##### Data for this exercise
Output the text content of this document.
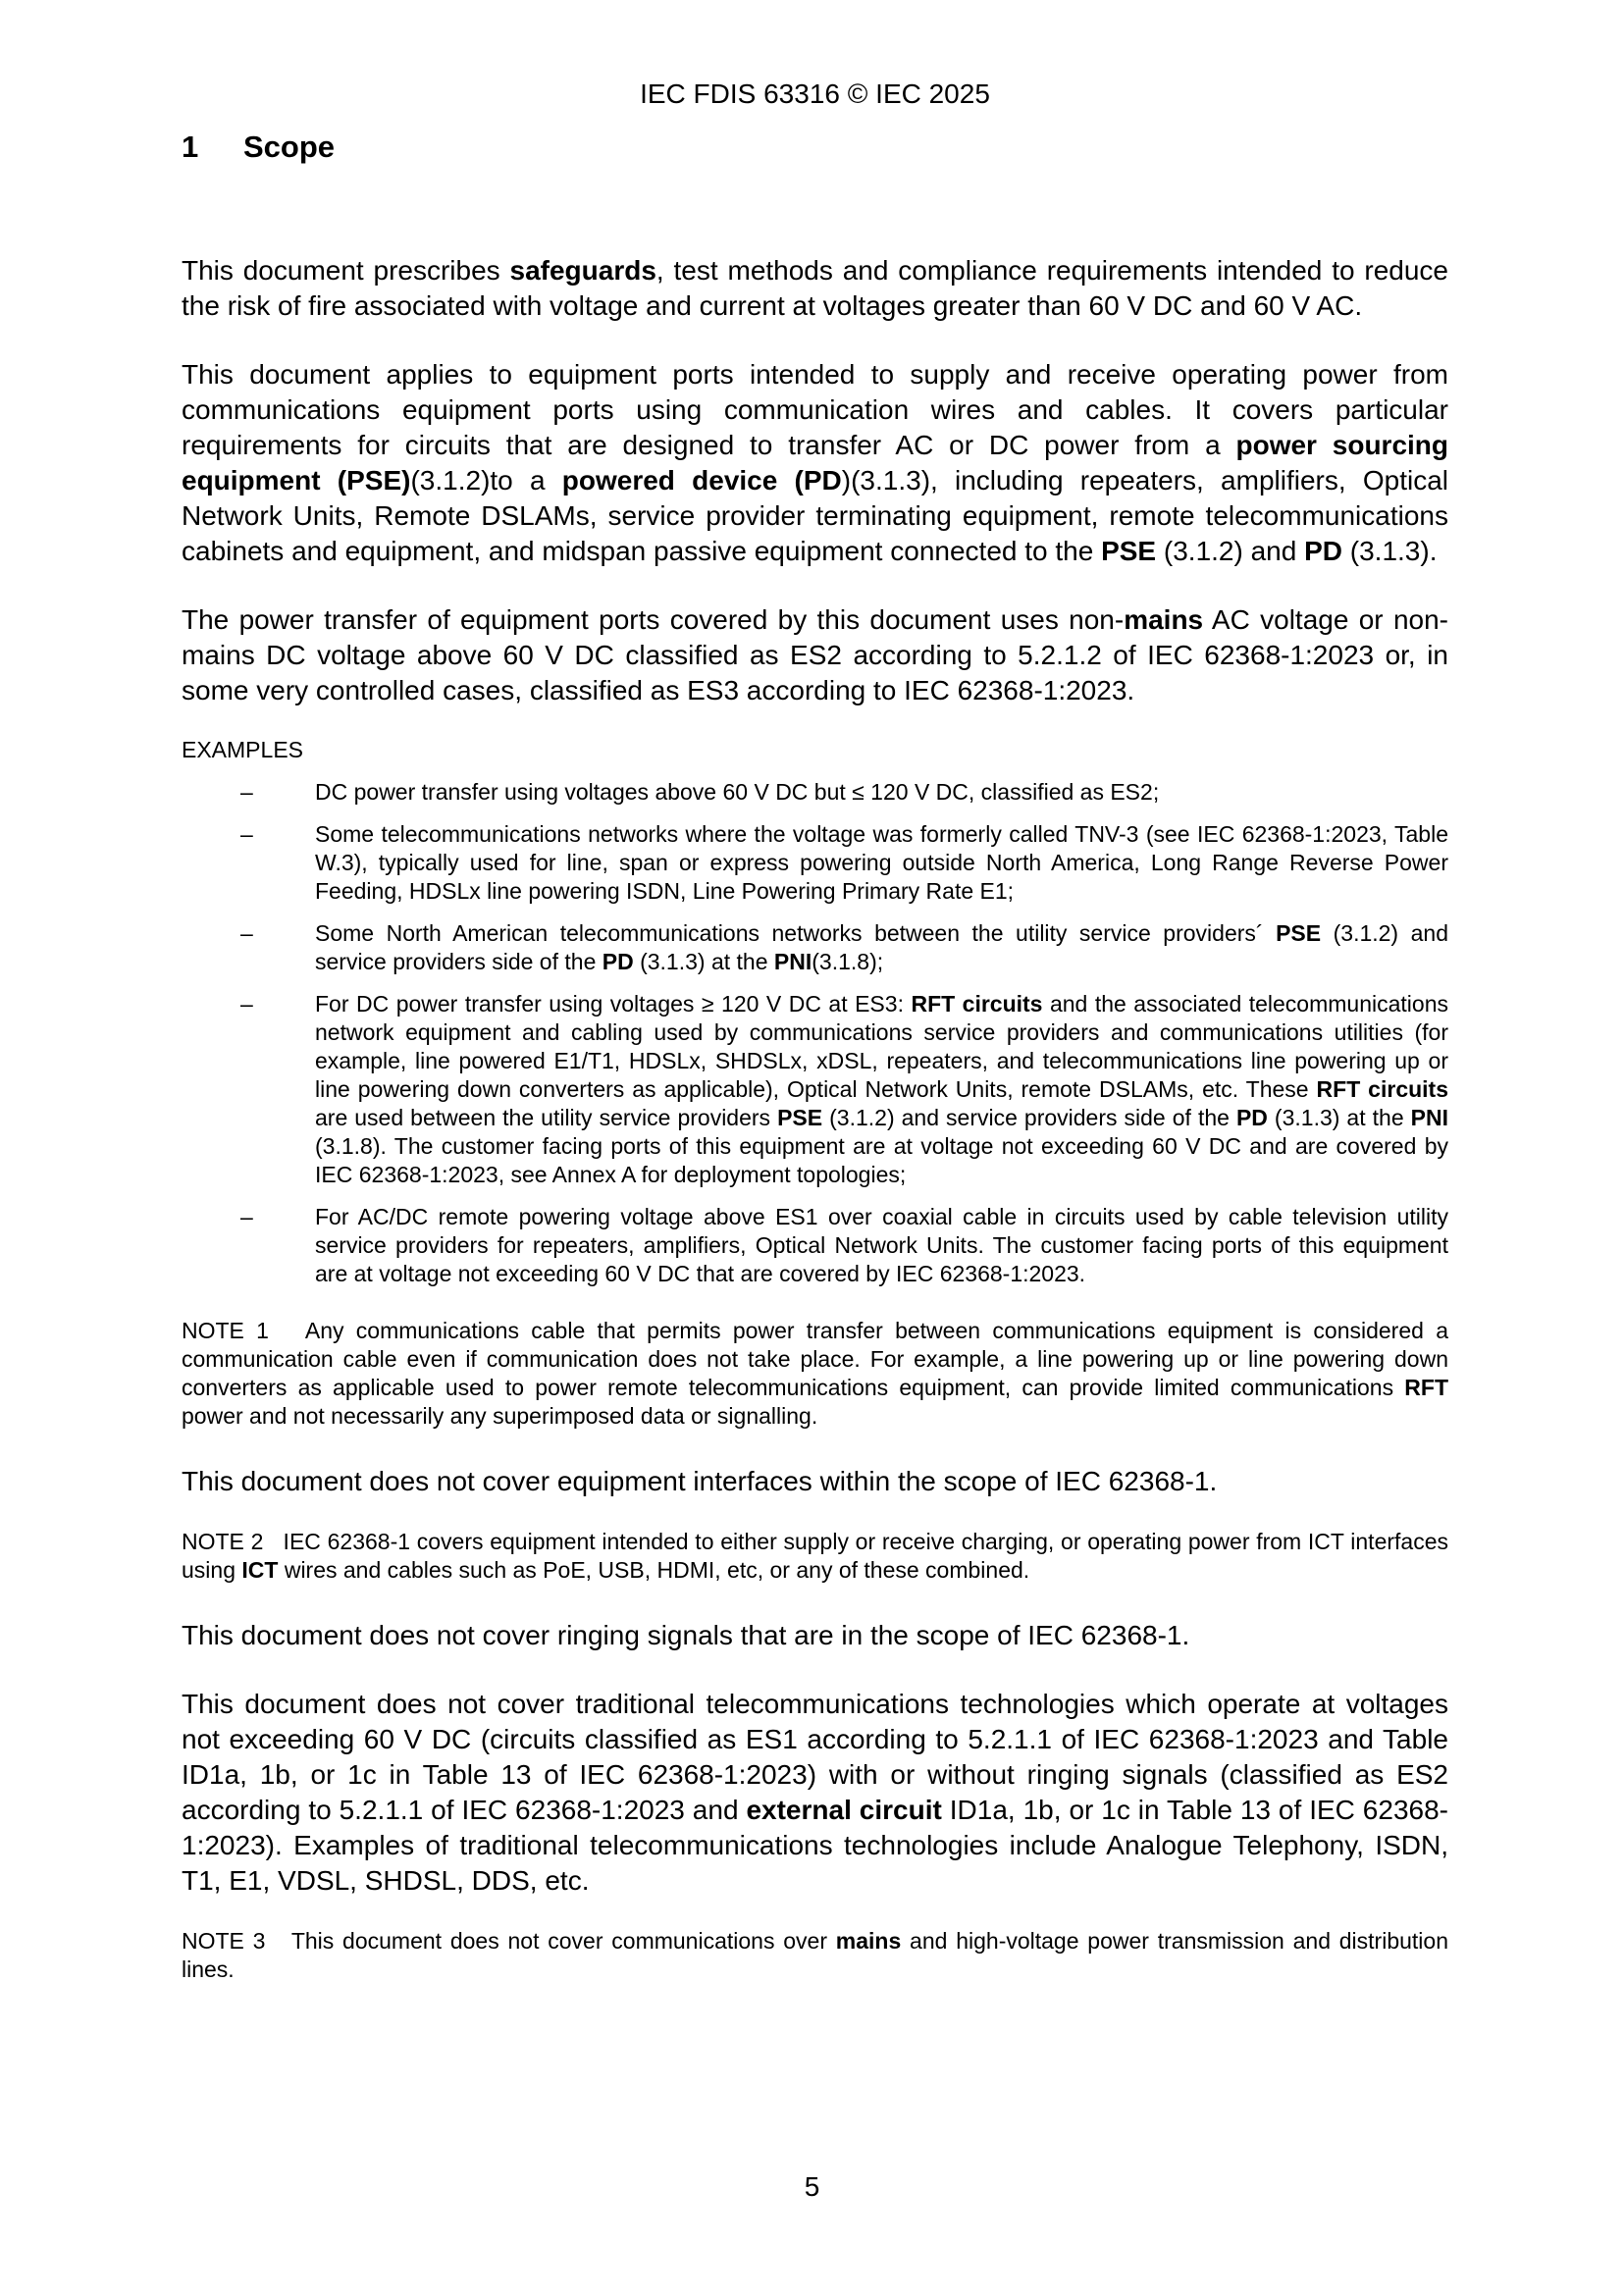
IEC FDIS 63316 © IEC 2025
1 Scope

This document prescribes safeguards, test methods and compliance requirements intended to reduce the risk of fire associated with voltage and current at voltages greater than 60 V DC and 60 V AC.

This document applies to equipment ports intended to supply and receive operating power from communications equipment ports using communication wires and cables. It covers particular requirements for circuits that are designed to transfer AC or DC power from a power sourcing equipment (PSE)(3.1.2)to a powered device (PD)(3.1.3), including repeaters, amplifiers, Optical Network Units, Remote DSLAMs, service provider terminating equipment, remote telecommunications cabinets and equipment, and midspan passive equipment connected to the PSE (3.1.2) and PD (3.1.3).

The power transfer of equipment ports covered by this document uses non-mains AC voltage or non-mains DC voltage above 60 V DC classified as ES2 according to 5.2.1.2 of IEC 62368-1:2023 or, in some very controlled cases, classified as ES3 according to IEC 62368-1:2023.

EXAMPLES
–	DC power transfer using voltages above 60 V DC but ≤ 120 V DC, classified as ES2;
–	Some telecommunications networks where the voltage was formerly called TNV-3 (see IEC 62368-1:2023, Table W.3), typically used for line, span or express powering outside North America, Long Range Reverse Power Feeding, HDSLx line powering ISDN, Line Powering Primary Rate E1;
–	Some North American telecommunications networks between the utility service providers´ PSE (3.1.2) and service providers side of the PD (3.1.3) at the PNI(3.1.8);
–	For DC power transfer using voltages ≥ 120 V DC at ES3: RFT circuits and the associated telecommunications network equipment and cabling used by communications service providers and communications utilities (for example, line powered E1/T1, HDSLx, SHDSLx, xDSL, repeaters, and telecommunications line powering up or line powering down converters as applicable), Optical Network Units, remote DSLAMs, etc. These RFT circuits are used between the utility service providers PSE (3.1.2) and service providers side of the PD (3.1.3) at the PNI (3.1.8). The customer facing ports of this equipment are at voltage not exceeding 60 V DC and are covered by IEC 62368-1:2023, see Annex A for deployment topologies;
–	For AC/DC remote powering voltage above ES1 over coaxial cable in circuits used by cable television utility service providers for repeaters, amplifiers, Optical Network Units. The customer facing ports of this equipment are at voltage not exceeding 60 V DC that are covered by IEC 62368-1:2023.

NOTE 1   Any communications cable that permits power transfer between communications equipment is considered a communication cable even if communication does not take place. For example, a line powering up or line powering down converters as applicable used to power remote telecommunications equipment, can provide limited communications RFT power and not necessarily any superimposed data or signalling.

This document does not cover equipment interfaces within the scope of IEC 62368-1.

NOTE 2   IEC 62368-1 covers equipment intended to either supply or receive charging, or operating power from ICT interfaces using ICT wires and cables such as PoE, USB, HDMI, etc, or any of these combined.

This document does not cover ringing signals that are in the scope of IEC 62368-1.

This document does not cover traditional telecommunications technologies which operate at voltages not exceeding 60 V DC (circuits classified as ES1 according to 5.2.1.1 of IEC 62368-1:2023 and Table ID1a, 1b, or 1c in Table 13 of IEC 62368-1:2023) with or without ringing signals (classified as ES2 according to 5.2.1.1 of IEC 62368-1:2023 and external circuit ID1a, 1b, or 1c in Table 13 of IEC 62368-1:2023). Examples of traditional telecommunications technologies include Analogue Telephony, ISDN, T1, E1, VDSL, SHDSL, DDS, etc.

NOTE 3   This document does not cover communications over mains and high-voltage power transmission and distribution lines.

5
##########
##### Data for this exercise
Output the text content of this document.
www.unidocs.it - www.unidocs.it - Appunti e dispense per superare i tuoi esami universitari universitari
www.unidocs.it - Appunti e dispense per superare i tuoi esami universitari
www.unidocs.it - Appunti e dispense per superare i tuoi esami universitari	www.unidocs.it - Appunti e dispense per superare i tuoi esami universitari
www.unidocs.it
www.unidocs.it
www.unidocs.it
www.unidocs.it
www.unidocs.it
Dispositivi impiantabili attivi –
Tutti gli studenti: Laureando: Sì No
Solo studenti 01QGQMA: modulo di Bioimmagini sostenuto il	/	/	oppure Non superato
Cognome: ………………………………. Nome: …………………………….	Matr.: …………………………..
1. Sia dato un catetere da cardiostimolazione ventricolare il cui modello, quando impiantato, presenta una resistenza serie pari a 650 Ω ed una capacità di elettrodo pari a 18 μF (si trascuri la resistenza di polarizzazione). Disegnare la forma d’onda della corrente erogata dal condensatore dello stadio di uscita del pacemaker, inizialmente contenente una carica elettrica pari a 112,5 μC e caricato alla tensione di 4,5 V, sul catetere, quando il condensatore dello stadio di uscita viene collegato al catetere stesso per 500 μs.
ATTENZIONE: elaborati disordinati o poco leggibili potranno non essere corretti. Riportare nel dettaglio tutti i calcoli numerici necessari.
##########
##### Data for this exercise
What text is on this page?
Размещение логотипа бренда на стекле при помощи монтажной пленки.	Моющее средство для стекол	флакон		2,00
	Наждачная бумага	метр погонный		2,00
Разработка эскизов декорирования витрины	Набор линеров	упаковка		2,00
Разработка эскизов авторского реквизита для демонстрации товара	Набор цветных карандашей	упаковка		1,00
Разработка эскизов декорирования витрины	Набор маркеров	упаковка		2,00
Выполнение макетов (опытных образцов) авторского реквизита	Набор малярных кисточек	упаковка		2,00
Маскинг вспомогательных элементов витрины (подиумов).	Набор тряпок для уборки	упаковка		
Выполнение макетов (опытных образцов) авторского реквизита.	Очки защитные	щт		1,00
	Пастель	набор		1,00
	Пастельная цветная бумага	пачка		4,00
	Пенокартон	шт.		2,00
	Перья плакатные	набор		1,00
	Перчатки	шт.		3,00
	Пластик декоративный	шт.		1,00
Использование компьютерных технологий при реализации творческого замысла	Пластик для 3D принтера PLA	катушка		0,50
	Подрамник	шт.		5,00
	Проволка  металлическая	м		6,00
##########
The problem
Gather each line in the data that holds the string "mains".

Task result
The power transfer of equipment ports covered by this document uses non-mains AC voltage or non-mains DC voltage above 60 V DC classified as ES2 according to 5.2.1.2 of IEC 62368-1:2023 or, in some very controlled cases, classified as ES3 according to IEC 62368-1:2023.
NOTE 3   This document does not cover communications over mains and high-voltage power transmission and distribution lines.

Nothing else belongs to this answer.